Only lines holding the string "this" are wanted; copy each one from the material.

- _Excerpted data_:
**********
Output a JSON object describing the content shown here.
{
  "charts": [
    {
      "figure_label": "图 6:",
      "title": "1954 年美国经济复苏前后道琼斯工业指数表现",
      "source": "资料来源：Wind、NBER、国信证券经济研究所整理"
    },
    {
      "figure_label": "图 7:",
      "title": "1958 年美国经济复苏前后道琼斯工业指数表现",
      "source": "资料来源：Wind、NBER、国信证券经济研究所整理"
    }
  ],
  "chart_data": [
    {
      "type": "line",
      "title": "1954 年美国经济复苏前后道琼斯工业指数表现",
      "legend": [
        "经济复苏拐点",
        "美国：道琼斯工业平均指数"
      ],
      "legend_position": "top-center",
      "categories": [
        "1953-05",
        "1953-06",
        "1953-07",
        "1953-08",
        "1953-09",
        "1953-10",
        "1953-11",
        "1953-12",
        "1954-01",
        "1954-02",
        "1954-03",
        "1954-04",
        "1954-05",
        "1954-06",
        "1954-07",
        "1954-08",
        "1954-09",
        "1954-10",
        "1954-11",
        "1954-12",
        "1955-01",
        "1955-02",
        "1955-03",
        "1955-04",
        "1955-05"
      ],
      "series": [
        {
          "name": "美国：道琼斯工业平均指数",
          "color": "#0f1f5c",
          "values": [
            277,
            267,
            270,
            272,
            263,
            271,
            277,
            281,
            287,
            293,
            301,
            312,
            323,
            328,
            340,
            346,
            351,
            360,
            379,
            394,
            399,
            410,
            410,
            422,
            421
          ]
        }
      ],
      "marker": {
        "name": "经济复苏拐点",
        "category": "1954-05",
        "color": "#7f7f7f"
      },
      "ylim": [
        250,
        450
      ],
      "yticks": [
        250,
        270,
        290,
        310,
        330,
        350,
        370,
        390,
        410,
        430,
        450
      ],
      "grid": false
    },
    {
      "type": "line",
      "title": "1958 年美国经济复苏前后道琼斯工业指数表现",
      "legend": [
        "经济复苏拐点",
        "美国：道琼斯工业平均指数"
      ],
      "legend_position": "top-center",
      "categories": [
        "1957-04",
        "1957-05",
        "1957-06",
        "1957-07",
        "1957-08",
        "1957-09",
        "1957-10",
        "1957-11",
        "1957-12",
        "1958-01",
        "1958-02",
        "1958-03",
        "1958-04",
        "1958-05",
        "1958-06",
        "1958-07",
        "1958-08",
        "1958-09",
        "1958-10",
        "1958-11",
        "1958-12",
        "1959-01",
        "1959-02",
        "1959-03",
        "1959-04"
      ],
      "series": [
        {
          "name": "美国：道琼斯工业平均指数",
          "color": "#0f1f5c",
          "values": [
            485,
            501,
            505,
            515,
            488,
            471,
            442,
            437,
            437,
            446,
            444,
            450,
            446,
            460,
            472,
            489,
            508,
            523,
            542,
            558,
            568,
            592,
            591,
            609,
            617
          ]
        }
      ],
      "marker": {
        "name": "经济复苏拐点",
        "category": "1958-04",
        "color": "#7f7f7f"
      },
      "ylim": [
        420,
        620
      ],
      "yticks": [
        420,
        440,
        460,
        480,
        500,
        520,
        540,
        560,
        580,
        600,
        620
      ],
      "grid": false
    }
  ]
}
**********
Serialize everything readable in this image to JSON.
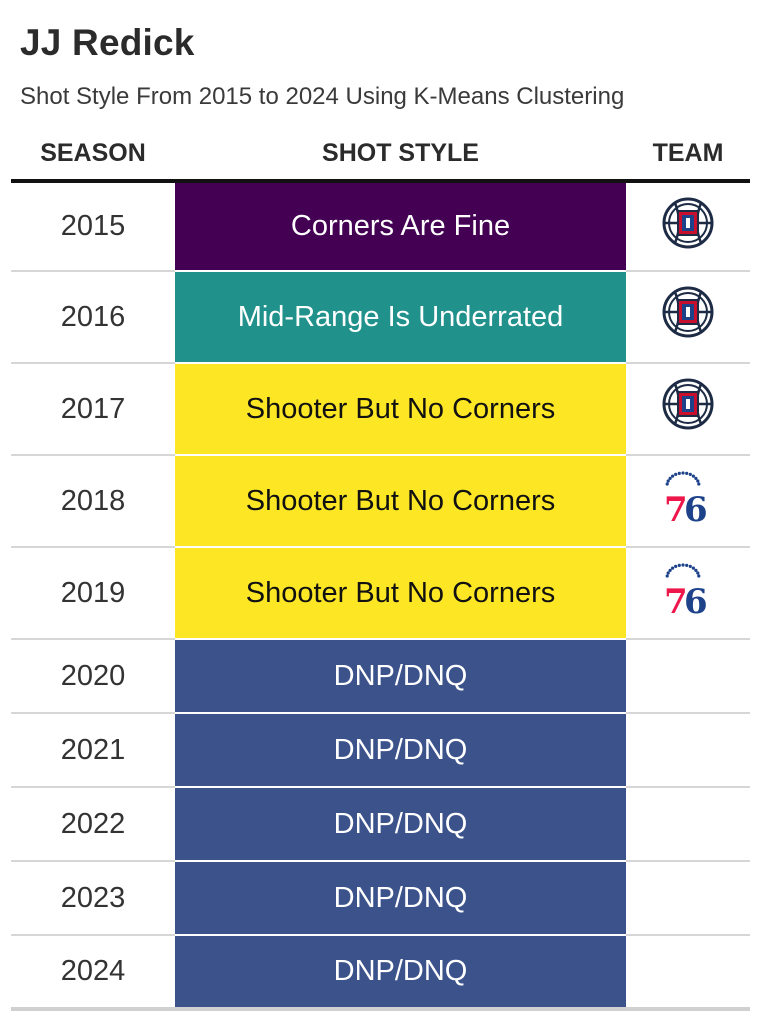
**********
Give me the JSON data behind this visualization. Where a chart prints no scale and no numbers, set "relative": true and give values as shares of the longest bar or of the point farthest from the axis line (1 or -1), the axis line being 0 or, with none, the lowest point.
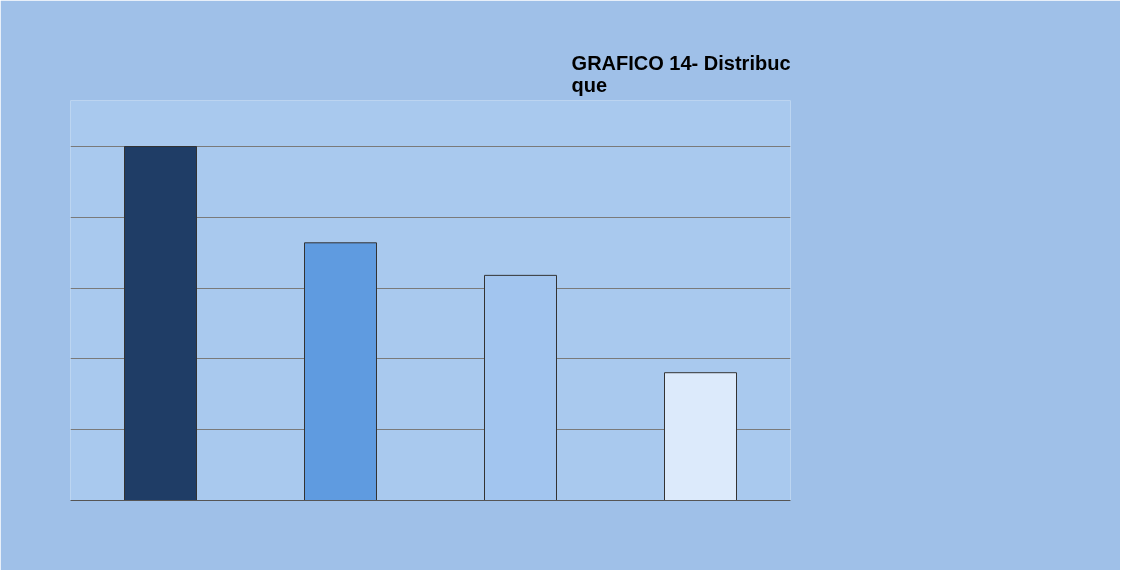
**********
- _Solved exercise_:
Serialize everything readable in this image to JSON.
Give me the JSON data behind this visualization. Where a chart prints no scale and no numbers, set "relative": true and give values as shares of the longest bar or of the point farthest from the axis line (1 or -1), the axis line being 0 or, with none, the lowest point.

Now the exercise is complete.